Written exercise — Output the data below in full, character for character.

Source material —
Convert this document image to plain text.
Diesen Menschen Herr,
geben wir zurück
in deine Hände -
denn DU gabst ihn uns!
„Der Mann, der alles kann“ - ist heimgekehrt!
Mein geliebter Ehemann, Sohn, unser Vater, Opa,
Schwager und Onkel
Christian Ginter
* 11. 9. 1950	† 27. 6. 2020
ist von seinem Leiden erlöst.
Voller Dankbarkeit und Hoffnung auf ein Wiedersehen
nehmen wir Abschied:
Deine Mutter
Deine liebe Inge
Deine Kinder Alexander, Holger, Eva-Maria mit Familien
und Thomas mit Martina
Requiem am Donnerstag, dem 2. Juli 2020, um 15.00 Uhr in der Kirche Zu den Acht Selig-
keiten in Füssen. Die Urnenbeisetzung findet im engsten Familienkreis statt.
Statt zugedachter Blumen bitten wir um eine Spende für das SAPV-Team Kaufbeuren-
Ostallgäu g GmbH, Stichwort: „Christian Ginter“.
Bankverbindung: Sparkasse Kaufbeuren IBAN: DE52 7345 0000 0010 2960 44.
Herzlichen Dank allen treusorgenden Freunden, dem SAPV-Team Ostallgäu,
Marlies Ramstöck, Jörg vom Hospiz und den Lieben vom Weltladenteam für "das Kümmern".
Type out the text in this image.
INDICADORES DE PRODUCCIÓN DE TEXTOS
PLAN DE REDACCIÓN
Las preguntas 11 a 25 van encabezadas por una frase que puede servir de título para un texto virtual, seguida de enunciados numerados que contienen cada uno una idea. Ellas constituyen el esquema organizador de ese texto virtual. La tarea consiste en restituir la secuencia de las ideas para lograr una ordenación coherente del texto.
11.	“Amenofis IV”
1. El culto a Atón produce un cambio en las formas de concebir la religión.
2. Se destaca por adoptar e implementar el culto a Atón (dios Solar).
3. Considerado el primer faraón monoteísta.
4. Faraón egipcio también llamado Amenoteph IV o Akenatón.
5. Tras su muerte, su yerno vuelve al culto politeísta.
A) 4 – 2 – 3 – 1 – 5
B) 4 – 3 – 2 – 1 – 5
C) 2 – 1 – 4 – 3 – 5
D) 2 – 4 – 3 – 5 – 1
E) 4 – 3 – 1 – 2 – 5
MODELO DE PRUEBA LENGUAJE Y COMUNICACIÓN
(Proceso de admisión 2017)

Written response —
Convert this document image to plain text.
Diesen Menschen Herr,
geben wir zurück
in deine Hände -
denn DU gabst ihn uns!
„Der Mann, der alles kann“ - ist heimgekehrt!
Mein geliebter Ehemann, Sohn, unser Vater, Opa,
Schwager und Onkel
Christian Ginter
* 11. 9. 1950	† 27. 6. 2020
ist von seinem Leiden erlöst.
Voller Dankbarkeit und Hoffnung auf ein Wiedersehen
nehmen wir Abschied:
Deine Mutter
Deine liebe Inge
Deine Kinder Alexander, Holger, Eva-Maria mit Familien
und Thomas mit Martina
Requiem am Donnerstag, dem 2. Juli 2020, um 15.00 Uhr in der Kirche Zu den Acht Selig-
keiten in Füssen. Die Urnenbeisetzung findet im engsten Familienkreis statt.
Statt zugedachter Blumen bitten wir um eine Spende für das SAPV-Team Kaufbeuren-
Ostallgäu g GmbH, Stichwort: „Christian Ginter“.
Bankverbindung: Sparkasse Kaufbeuren IBAN: DE52 7345 0000 0010 2960 44.
Herzlichen Dank allen treusorgenden Freunden, dem SAPV-Team Ostallgäu,
Marlies Ramstöck, Jörg vom Hospiz und den Lieben vom Weltladenteam für "das Kümmern".
Type out the text in this image.
INDICADORES DE PRODUCCIÓN DE TEXTOS
PLAN DE REDACCIÓN
Las preguntas 11 a 25 van encabezadas por una frase que puede servir de título para un texto virtual, seguida de enunciados numerados que contienen cada uno una idea. Ellas constituyen el esquema organizador de ese texto virtual. La tarea consiste en restituir la secuencia de las ideas para lograr una ordenación coherente del texto.
11.	“Amenofis IV”
1. El culto a Atón produce un cambio en las formas de concebir la religión.
2. Se destaca por adoptar e implementar el culto a Atón (dios Solar).
3. Considerado el primer faraón monoteísta.
4. Faraón egipcio también llamado Amenoteph IV o Akenatón.
5. Tras su muerte, su yerno vuelve al culto politeísta.
A) 4 – 2 – 3 – 1 – 5
B) 4 – 3 – 2 – 1 – 5
C) 2 – 1 – 4 – 3 – 5
D) 2 – 4 – 3 – 5 – 1
E) 4 – 3 – 1 – 2 – 5
MODELO DE PRUEBA LENGUAJE Y COMUNICACIÓN
(Proceso de admisión 2017)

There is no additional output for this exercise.